Starting with the first line of the listing and going on through the line with "swirl-stroke xyxy=(115,84,431,298)", switch "visible" to "shown". Give back only those lines, with nothing else changed.

────────

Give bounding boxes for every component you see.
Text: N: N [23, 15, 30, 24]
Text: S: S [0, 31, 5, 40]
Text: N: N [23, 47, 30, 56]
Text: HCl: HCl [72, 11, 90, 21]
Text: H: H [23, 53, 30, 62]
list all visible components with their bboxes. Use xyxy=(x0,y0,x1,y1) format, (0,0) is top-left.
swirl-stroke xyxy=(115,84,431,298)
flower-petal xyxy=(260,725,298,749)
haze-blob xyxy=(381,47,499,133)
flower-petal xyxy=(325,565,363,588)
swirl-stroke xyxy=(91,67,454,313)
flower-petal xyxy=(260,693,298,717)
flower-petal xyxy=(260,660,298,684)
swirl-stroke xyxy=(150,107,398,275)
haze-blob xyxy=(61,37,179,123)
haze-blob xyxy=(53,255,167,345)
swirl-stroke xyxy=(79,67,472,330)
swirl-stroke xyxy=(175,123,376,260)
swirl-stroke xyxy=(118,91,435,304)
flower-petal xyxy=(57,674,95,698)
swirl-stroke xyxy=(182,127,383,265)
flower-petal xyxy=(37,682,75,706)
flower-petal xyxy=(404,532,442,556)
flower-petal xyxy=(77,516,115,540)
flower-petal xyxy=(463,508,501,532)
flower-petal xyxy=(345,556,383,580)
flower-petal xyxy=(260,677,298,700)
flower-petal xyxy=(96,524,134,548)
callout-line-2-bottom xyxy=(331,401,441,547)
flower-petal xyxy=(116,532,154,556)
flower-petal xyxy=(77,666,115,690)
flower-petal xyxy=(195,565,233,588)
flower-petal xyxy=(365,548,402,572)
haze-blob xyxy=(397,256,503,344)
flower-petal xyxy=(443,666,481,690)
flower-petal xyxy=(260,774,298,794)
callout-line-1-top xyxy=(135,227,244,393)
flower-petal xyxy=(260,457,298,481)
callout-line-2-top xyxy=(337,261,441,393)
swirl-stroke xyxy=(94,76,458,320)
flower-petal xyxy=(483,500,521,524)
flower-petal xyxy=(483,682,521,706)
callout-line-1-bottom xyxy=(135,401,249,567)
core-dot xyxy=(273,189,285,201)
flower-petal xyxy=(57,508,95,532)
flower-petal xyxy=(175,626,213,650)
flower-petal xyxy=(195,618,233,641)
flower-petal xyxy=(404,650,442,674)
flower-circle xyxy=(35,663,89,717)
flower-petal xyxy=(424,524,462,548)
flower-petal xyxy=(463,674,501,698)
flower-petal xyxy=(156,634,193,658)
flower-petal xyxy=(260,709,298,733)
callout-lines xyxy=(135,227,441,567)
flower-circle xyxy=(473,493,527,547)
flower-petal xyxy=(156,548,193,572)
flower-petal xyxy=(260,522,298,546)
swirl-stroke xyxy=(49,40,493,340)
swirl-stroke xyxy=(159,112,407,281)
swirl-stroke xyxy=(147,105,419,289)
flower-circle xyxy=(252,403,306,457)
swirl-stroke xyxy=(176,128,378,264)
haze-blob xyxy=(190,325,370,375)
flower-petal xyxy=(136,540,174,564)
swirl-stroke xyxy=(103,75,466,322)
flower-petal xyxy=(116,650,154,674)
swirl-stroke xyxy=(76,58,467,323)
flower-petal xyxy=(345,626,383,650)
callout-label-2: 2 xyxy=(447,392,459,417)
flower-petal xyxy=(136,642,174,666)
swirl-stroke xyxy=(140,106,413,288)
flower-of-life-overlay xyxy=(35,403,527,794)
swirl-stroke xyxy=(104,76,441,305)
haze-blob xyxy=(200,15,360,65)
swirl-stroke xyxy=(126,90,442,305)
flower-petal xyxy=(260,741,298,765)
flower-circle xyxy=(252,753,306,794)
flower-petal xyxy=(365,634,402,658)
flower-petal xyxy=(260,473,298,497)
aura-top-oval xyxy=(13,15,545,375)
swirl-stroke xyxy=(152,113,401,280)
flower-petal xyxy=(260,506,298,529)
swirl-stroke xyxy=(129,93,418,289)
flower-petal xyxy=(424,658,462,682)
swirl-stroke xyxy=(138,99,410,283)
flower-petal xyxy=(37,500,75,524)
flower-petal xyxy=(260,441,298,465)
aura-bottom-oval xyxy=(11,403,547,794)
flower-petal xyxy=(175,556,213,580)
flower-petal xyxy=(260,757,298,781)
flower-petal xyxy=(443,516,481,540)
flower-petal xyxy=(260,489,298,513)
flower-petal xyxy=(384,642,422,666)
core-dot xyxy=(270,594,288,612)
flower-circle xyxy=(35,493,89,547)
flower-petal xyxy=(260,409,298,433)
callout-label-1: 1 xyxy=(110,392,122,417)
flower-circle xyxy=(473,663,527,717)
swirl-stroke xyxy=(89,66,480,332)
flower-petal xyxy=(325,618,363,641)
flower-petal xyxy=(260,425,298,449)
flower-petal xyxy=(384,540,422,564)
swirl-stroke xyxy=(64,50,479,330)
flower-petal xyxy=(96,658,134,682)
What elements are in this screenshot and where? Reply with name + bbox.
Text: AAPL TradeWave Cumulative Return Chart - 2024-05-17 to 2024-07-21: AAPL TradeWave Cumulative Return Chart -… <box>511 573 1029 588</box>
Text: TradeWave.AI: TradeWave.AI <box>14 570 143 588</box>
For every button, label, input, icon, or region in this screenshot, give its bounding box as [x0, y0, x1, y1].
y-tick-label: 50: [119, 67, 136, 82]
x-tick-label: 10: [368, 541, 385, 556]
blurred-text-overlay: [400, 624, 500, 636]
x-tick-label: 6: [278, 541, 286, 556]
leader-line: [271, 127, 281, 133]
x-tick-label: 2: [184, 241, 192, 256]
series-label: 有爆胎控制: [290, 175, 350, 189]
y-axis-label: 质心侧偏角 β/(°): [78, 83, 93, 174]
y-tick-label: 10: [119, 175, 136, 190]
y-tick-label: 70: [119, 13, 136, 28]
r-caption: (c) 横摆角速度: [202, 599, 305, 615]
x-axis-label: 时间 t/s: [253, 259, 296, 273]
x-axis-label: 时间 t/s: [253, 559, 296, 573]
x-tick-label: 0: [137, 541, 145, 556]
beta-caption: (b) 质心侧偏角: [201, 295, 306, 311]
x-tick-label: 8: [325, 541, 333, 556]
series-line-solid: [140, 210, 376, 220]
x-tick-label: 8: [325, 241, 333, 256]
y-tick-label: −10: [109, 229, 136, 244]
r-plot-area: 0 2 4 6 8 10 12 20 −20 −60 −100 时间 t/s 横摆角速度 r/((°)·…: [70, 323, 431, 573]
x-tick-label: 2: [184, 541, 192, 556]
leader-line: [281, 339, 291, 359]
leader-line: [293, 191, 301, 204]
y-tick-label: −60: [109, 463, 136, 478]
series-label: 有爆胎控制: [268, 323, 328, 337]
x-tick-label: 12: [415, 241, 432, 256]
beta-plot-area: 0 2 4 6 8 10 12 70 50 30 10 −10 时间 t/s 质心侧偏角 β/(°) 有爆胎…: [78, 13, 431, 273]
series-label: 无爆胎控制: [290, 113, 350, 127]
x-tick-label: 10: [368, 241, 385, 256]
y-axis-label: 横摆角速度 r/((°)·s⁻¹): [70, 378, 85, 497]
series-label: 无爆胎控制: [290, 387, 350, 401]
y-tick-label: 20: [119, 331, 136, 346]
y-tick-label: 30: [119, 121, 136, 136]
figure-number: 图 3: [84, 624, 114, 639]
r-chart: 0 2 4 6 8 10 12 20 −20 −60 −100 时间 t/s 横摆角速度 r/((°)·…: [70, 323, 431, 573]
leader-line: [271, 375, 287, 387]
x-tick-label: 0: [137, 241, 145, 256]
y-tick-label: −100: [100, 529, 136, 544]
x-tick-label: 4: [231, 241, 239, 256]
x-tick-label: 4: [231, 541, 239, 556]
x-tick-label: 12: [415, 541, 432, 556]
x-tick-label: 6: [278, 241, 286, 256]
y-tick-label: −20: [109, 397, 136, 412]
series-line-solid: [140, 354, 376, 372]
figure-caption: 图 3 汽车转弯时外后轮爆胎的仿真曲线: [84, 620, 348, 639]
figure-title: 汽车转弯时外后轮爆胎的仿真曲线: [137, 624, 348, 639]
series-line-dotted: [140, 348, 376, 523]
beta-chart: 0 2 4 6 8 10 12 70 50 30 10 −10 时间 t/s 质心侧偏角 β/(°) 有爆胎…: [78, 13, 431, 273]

────────

- Reply to the task:
Give bounding boxes for every component you see.
Text: N: N [23, 15, 30, 24]
Text: S: S [0, 31, 5, 40]
Text: N: N [23, 47, 30, 56]
Text: HCl: HCl [72, 11, 90, 21]
Text: H: H [23, 53, 30, 62]
list all shown components with their bboxes. Use xyxy=(x0,y0,x1,y1) format, (0,0) is top-left.
swirl-stroke xyxy=(115,84,431,298)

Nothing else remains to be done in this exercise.